» **TASK TO COMPLETE**: Repeat the material exactly, leaving nothing out.

* * * * * * *

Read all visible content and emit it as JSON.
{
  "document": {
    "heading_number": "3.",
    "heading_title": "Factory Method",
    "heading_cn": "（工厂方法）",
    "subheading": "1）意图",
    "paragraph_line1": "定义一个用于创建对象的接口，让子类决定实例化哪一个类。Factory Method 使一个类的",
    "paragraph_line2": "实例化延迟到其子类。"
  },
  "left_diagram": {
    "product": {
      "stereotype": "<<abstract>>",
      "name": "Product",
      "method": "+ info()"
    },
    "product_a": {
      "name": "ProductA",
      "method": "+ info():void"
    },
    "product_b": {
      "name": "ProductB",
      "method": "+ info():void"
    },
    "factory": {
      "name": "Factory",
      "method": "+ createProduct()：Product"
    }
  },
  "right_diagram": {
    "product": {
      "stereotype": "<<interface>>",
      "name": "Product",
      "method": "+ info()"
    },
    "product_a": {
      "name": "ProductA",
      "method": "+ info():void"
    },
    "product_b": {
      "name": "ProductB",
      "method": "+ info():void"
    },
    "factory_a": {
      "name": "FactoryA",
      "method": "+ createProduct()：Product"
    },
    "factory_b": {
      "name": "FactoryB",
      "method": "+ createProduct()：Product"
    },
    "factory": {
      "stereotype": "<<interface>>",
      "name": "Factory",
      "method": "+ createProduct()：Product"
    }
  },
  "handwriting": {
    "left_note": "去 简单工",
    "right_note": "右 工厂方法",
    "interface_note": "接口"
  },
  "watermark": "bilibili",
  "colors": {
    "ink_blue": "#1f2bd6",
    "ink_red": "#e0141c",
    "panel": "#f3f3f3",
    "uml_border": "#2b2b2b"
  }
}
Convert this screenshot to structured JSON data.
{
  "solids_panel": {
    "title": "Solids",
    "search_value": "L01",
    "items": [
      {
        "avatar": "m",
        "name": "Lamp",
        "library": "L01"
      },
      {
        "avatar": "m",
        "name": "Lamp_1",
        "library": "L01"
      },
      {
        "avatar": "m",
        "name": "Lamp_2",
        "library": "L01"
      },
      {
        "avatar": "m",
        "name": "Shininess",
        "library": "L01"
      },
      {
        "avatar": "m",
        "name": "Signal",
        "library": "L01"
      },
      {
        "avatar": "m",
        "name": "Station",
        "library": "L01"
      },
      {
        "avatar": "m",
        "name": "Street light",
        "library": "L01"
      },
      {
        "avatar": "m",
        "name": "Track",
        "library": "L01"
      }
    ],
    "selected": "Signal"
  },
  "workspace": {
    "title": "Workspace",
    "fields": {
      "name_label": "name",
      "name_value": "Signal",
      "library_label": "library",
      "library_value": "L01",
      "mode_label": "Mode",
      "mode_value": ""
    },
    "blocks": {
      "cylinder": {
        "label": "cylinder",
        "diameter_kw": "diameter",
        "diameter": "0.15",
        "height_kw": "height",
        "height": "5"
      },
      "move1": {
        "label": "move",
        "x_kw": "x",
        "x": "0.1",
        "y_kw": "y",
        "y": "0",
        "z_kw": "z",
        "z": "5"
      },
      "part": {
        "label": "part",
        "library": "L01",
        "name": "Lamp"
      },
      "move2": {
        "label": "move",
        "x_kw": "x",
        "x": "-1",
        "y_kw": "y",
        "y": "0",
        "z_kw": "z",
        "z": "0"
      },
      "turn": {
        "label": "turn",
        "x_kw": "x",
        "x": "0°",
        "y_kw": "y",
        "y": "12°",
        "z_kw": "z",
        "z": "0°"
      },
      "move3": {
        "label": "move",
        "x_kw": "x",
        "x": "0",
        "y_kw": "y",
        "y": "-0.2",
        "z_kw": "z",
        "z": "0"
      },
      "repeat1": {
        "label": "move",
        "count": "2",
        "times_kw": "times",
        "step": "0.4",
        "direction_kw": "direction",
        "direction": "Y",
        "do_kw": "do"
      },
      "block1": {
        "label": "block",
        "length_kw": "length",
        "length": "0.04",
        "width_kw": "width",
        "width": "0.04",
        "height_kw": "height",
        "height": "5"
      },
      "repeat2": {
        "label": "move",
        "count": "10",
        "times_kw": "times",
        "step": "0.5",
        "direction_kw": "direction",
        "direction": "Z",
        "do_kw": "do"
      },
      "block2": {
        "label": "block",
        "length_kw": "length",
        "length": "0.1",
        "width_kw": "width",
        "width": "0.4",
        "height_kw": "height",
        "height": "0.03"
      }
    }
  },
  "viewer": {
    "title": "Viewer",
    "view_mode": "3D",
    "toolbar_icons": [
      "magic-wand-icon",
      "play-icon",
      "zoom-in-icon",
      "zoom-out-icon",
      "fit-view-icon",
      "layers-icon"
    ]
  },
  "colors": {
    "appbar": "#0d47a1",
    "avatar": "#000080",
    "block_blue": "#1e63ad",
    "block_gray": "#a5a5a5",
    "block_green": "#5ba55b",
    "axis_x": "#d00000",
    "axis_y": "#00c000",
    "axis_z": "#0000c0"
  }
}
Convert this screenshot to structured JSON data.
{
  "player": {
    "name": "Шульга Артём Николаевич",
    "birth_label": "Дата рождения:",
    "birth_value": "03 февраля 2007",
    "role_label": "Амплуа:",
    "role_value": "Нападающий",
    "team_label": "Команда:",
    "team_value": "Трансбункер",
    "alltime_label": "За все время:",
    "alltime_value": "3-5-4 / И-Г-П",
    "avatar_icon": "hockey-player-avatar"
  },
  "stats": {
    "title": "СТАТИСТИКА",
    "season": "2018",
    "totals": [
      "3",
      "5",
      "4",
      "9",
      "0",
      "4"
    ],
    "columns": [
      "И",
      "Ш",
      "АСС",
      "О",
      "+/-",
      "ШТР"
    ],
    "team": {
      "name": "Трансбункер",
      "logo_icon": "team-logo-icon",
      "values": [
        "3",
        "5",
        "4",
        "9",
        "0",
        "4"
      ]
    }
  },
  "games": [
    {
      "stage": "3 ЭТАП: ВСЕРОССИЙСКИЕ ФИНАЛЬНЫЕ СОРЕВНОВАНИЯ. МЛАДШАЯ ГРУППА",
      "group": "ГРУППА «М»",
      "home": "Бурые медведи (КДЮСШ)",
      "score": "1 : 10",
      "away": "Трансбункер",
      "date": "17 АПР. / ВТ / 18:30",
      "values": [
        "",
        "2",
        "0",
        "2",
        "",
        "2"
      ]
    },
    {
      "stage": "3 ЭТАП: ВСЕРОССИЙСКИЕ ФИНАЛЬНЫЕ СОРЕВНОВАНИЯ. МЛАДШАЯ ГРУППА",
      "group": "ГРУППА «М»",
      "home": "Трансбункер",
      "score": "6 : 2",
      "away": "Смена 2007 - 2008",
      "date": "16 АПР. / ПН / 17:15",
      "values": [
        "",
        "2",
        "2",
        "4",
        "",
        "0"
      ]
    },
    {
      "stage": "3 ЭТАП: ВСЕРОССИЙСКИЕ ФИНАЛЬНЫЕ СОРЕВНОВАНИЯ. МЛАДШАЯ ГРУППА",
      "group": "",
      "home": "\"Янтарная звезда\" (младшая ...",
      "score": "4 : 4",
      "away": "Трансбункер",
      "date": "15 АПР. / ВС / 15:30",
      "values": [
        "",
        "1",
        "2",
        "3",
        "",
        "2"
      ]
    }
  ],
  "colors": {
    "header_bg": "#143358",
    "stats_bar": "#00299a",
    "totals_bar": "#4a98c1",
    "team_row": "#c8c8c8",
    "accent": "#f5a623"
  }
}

* * * * * * *

» **SOLUTION TO THE EXERCISE**:
Read all visible content and emit it as JSON.
{
  "document": {
    "heading_number": "3.",
    "heading_title": "Factory Method",
    "heading_cn": "（工厂方法）",
    "subheading": "1）意图",
    "paragraph_line1": "定义一个用于创建对象的接口，让子类决定实例化哪一个类。Factory Method 使一个类的",
    "paragraph_line2": "实例化延迟到其子类。"
  },
  "left_diagram": {
    "product": {
      "stereotype": "<<abstract>>",
      "name": "Product",
      "method": "+ info()"
    },
    "product_a": {
      "name": "ProductA",
      "method": "+ info():void"
    },
    "product_b": {
      "name": "ProductB",
      "method": "+ info():void"
    },
    "factory": {
      "name": "Factory",
      "method": "+ createProduct()：Product"
    }
  },
  "right_diagram": {
    "product": {
      "stereotype": "<<interface>>",
      "name": "Product",
      "method": "+ info()"
    },
    "product_a": {
      "name": "ProductA",
      "method": "+ info():void"
    },
    "product_b": {
      "name": "ProductB",
      "method": "+ info():void"
    },
    "factory_a": {
      "name": "FactoryA",
      "method": "+ createProduct()：Product"
    },
    "factory_b": {
      "name": "FactoryB",
      "method": "+ createProduct()：Product"
    },
    "factory": {
      "stereotype": "<<interface>>",
      "name": "Factory",
      "method": "+ createProduct()：Product"
    }
  },
  "handwriting": {
    "left_note": "去 简单工",
    "right_note": "右 工厂方法",
    "interface_note": "接口"
  },
  "watermark": "bilibili",
  "colors": {
    "ink_blue": "#1f2bd6",
    "ink_red": "#e0141c",
    "panel": "#f3f3f3",
    "uml_border": "#2b2b2b"
  }
}
Convert this screenshot to structured JSON data.
{
  "solids_panel": {
    "title": "Solids",
    "search_value": "L01",
    "items": [
      {
        "avatar": "m",
        "name": "Lamp",
        "library": "L01"
      },
      {
        "avatar": "m",
        "name": "Lamp_1",
        "library": "L01"
      },
      {
        "avatar": "m",
        "name": "Lamp_2",
        "library": "L01"
      },
      {
        "avatar": "m",
        "name": "Shininess",
        "library": "L01"
      },
      {
        "avatar": "m",
        "name": "Signal",
        "library": "L01"
      },
      {
        "avatar": "m",
        "name": "Station",
        "library": "L01"
      },
      {
        "avatar": "m",
        "name": "Street light",
        "library": "L01"
      },
      {
        "avatar": "m",
        "name": "Track",
        "library": "L01"
      }
    ],
    "selected": "Signal"
  },
  "workspace": {
    "title": "Workspace",
    "fields": {
      "name_label": "name",
      "name_value": "Signal",
      "library_label": "library",
      "library_value": "L01",
      "mode_label": "Mode",
      "mode_value": ""
    },
    "blocks": {
      "cylinder": {
        "label": "cylinder",
        "diameter_kw": "diameter",
        "diameter": "0.15",
        "height_kw": "height",
        "height": "5"
      },
      "move1": {
        "label": "move",
        "x_kw": "x",
        "x": "0.1",
        "y_kw": "y",
        "y": "0",
        "z_kw": "z",
        "z": "5"
      },
      "part": {
        "label": "part",
        "library": "L01",
        "name": "Lamp"
      },
      "move2": {
        "label": "move",
        "x_kw": "x",
        "x": "-1",
        "y_kw": "y",
        "y": "0",
        "z_kw": "z",
        "z": "0"
      },
      "turn": {
        "label": "turn",
        "x_kw": "x",
        "x": "0°",
        "y_kw": "y",
        "y": "12°",
        "z_kw": "z",
        "z": "0°"
      },
      "move3": {
        "label": "move",
        "x_kw": "x",
        "x": "0",
        "y_kw": "y",
        "y": "-0.2",
        "z_kw": "z",
        "z": "0"
      },
      "repeat1": {
        "label": "move",
        "count": "2",
        "times_kw": "times",
        "step": "0.4",
        "direction_kw": "direction",
        "direction": "Y",
        "do_kw": "do"
      },
      "block1": {
        "label": "block",
        "length_kw": "length",
        "length": "0.04",
        "width_kw": "width",
        "width": "0.04",
        "height_kw": "height",
        "height": "5"
      },
      "repeat2": {
        "label": "move",
        "count": "10",
        "times_kw": "times",
        "step": "0.5",
        "direction_kw": "direction",
        "direction": "Z",
        "do_kw": "do"
      },
      "block2": {
        "label": "block",
        "length_kw": "length",
        "length": "0.1",
        "width_kw": "width",
        "width": "0.4",
        "height_kw": "height",
        "height": "0.03"
      }
    }
  },
  "viewer": {
    "title": "Viewer",
    "view_mode": "3D",
    "toolbar_icons": [
      "magic-wand-icon",
      "play-icon",
      "zoom-in-icon",
      "zoom-out-icon",
      "fit-view-icon",
      "layers-icon"
    ]
  },
  "colors": {
    "appbar": "#0d47a1",
    "avatar": "#000080",
    "block_blue": "#1e63ad",
    "block_gray": "#a5a5a5",
    "block_green": "#5ba55b",
    "axis_x": "#d00000",
    "axis_y": "#00c000",
    "axis_z": "#0000c0"
  }
}
Convert this screenshot to structured JSON data.
{
  "player": {
    "name": "Шульга Артём Николаевич",
    "birth_label": "Дата рождения:",
    "birth_value": "03 февраля 2007",
    "role_label": "Амплуа:",
    "role_value": "Нападающий",
    "team_label": "Команда:",
    "team_value": "Трансбункер",
    "alltime_label": "За все время:",
    "alltime_value": "3-5-4 / И-Г-П",
    "avatar_icon": "hockey-player-avatar"
  },
  "stats": {
    "title": "СТАТИСТИКА",
    "season": "2018",
    "totals": [
      "3",
      "5",
      "4",
      "9",
      "0",
      "4"
    ],
    "columns": [
      "И",
      "Ш",
      "АСС",
      "О",
      "+/-",
      "ШТР"
    ],
    "team": {
      "name": "Трансбункер",
      "logo_icon": "team-logo-icon",
      "values": [
        "3",
        "5",
        "4",
        "9",
        "0",
        "4"
      ]
    }
  },
  "games": [
    {
      "stage": "3 ЭТАП: ВСЕРОССИЙСКИЕ ФИНАЛЬНЫЕ СОРЕВНОВАНИЯ. МЛАДШАЯ ГРУППА",
      "group": "ГРУППА «М»",
      "home": "Бурые медведи (КДЮСШ)",
      "score": "1 : 10",
      "away": "Трансбункер",
      "date": "17 АПР. / ВТ / 18:30",
      "values": [
        "",
        "2",
        "0",
        "2",
        "",
        "2"
      ]
    },
    {
      "stage": "3 ЭТАП: ВСЕРОССИЙСКИЕ ФИНАЛЬНЫЕ СОРЕВНОВАНИЯ. МЛАДШАЯ ГРУППА",
      "group": "ГРУППА «М»",
      "home": "Трансбункер",
      "score": "6 : 2",
      "away": "Смена 2007 - 2008",
      "date": "16 АПР. / ПН / 17:15",
      "values": [
        "",
        "2",
        "2",
        "4",
        "",
        "0"
      ]
    },
    {
      "stage": "3 ЭТАП: ВСЕРОССИЙСКИЕ ФИНАЛЬНЫЕ СОРЕВНОВАНИЯ. МЛАДШАЯ ГРУППА",
      "group": "",
      "home": "\"Янтарная звезда\" (младшая ...",
      "score": "4 : 4",
      "away": "Трансбункер",
      "date": "15 АПР. / ВС / 15:30",
      "values": [
        "",
        "1",
        "2",
        "3",
        "",
        "2"
      ]
    }
  ],
  "colors": {
    "header_bg": "#143358",
    "stats_bar": "#00299a",
    "totals_bar": "#4a98c1",
    "team_row": "#c8c8c8",
    "accent": "#f5a623"
  }
}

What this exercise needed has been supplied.